EXERCISE BRIEF — Take the data below and repeat it exactly.

RECORDED DATA —
********************
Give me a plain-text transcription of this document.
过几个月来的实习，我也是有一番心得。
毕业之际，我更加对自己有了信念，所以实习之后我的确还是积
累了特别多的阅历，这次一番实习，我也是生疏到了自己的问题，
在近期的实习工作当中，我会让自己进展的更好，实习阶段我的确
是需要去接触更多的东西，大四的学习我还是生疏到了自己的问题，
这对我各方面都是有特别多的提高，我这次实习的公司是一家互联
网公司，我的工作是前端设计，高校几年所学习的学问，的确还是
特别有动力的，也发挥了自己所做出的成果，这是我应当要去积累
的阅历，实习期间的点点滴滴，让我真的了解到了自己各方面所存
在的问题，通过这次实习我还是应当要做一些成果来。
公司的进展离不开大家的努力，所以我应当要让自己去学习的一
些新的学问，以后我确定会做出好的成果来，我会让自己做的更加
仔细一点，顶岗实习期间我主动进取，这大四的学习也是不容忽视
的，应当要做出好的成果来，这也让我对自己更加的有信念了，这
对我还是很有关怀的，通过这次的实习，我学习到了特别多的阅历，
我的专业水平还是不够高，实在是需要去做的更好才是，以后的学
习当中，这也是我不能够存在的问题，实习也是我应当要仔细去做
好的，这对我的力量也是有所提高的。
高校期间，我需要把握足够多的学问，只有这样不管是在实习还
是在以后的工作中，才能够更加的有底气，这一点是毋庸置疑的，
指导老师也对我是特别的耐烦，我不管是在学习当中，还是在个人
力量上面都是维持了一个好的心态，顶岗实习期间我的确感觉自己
********************
FULL ANSWER —
Give me a plain-text transcription of this document.
过几个月来的实习，我也是有一番心得。
毕业之际，我更加对自己有了信念，所以实习之后我的确还是积
累了特别多的阅历，这次一番实习，我也是生疏到了自己的问题，
在近期的实习工作当中，我会让自己进展的更好，实习阶段我的确
是需要去接触更多的东西，大四的学习我还是生疏到了自己的问题，
这对我各方面都是有特别多的提高，我这次实习的公司是一家互联
网公司，我的工作是前端设计，高校几年所学习的学问，的确还是
特别有动力的，也发挥了自己所做出的成果，这是我应当要去积累
的阅历，实习期间的点点滴滴，让我真的了解到了自己各方面所存
在的问题，通过这次实习我还是应当要做一些成果来。
公司的进展离不开大家的努力，所以我应当要让自己去学习的一
些新的学问，以后我确定会做出好的成果来，我会让自己做的更加
仔细一点，顶岗实习期间我主动进取，这大四的学习也是不容忽视
的，应当要做出好的成果来，这也让我对自己更加的有信念了，这
对我还是很有关怀的，通过这次的实习，我学习到了特别多的阅历，
我的专业水平还是不够高，实在是需要去做的更好才是，以后的学
习当中，这也是我不能够存在的问题，实习也是我应当要仔细去做
好的，这对我的力量也是有所提高的。
高校期间，我需要把握足够多的学问，只有这样不管是在实习还
是在以后的工作中，才能够更加的有底气，这一点是毋庸置疑的，
指导老师也对我是特别的耐烦，我不管是在学习当中，还是在个人
力量上面都是维持了一个好的心态，顶岗实习期间我的确感觉自己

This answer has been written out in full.